> _PASSAGE PROVIDED_:
Necessary tools and machines

09507 01
Soldering iron (generic)
Quadhands
Not mandatory but definitely helpful.

Apps and online services

About this project

Behold: the MorseCard! Fulfill your dreams of becoming a telegraph operator (or just make something cool to show your friends) with this weekend project. The MorseCard features a high-contrast OLED screen that will decipher whatever you tap out. I have written a variety of different sketches for the MorseCard, as the video above shows, that can do things like teach you Morse code, allow you to write out sentences without having to worry about the timing of letters or spaces, and communicate with other MorseCards using some speaker wire.

The components list has quantities that are for building two MorseCards. If you don't want to use the communications features and just want to have one MorseCard to play with then halve all the quantities and don't buy the speaker wire. Let's dive in!

Step One: Ordering the Components

You can order some MorseCard PCBs using the link in the components section. They will take about two or three weeks to arrive at your door, giving you plenty of time to source all the other needed components. Depending upon what you have lying around and what you need to order each assembled card should cost around $10-$15.

If you want to customize the PCB to suit your liking you can find the circuits.io link here: https://circuits.io/circuits/5104502-morse-code-walkie-talkie-lipo#pcb

Step Two: Soldering the LEDs

When assembling a printed circuit board I generally like to start with the hardest components and work backwards. The 0805 LEDs are definitely the hardest part of this circuit, so start on these! The diodes I linked to on Amazon have a marking on the back that tells you their polarity. The following image will help you identify your own diode:

Now that you know the polarity, you can solder the LEDs onto the pads! The side of the pads closest to the edge of the PCB is the negative side.

> _DATA EXTRACT_:
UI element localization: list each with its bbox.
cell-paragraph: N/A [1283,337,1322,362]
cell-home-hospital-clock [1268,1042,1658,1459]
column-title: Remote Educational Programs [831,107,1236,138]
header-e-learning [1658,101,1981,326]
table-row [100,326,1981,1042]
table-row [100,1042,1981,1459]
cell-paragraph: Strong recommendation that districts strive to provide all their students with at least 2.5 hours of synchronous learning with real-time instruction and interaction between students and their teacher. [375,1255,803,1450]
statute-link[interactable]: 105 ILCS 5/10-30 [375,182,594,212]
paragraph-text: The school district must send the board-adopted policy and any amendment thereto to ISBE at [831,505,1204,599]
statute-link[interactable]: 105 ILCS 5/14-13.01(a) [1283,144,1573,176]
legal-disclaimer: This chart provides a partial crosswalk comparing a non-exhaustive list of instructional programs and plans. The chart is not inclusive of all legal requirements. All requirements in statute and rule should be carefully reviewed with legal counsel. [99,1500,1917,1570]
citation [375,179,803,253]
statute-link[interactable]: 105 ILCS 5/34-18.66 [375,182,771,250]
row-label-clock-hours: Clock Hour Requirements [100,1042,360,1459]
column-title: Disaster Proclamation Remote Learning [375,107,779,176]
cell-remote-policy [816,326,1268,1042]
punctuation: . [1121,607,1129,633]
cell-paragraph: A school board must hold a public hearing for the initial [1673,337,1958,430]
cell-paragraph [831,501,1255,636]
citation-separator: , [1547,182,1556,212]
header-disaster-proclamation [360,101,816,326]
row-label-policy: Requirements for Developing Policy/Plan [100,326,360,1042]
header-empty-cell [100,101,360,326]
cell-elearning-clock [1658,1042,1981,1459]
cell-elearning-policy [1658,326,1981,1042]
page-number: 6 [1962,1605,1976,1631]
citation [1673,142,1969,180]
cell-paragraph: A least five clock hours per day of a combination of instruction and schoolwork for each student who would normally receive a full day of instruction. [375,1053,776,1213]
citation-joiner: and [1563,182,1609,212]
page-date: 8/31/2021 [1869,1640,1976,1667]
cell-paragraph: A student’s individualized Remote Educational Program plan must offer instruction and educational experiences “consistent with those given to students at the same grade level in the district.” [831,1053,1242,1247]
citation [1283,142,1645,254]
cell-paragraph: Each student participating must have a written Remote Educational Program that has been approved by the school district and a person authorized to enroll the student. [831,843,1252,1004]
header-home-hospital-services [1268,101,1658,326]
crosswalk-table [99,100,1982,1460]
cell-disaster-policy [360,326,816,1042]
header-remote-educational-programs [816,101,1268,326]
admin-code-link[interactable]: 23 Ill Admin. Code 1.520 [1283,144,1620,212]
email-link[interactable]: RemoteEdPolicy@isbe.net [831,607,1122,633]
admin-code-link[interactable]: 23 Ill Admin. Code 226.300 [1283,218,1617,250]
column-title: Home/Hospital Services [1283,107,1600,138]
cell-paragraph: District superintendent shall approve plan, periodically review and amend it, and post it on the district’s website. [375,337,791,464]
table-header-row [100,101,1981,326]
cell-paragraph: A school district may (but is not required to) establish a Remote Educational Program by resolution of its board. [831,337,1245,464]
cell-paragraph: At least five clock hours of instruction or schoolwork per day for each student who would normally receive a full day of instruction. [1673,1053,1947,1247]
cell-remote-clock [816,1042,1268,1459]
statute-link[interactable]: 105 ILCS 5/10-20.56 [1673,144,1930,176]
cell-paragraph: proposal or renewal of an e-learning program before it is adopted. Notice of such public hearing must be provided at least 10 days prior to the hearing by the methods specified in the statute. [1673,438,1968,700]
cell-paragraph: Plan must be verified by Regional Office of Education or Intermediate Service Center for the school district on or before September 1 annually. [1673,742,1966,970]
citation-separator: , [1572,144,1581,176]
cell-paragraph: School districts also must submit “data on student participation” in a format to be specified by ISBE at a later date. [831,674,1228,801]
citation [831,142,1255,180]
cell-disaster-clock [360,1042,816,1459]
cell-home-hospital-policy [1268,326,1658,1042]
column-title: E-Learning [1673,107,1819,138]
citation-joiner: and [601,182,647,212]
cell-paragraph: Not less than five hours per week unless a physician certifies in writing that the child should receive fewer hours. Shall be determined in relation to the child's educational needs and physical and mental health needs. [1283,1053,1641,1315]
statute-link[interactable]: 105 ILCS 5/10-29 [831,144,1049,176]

> _WHAT TO WORK ON_:
1 - Please update the section of the MorseCard page starting at "About this project" and ending at "some speaker wire.", putting "radio operator" in place of "telegraph operator".
2 - List the things the MorseCard page says its sketches can do.
The rows above play no part in any of this.

> _RESULTS OF THE EXERCISE_:
1 -
About this project

Behold: the MorseCard! Fulfill your dreams of becoming a radio operator (or just make something cool to show your friends) with this weekend project. The MorseCard features a high-contrast OLED screen that will decipher whatever you tap out. I have written a variety of different sketches for the MorseCard, as the video above shows, that can do things like teach you Morse code, allow you to write out sentences without having to worry about the timing of letters or spaces, and communicate with other MorseCards using some speaker wire.

2 -
- Teach you Morse code
- Let you write out sentences without having to worry about the timing of letters or spaces
- Communicate with other MorseCards using some speaker wire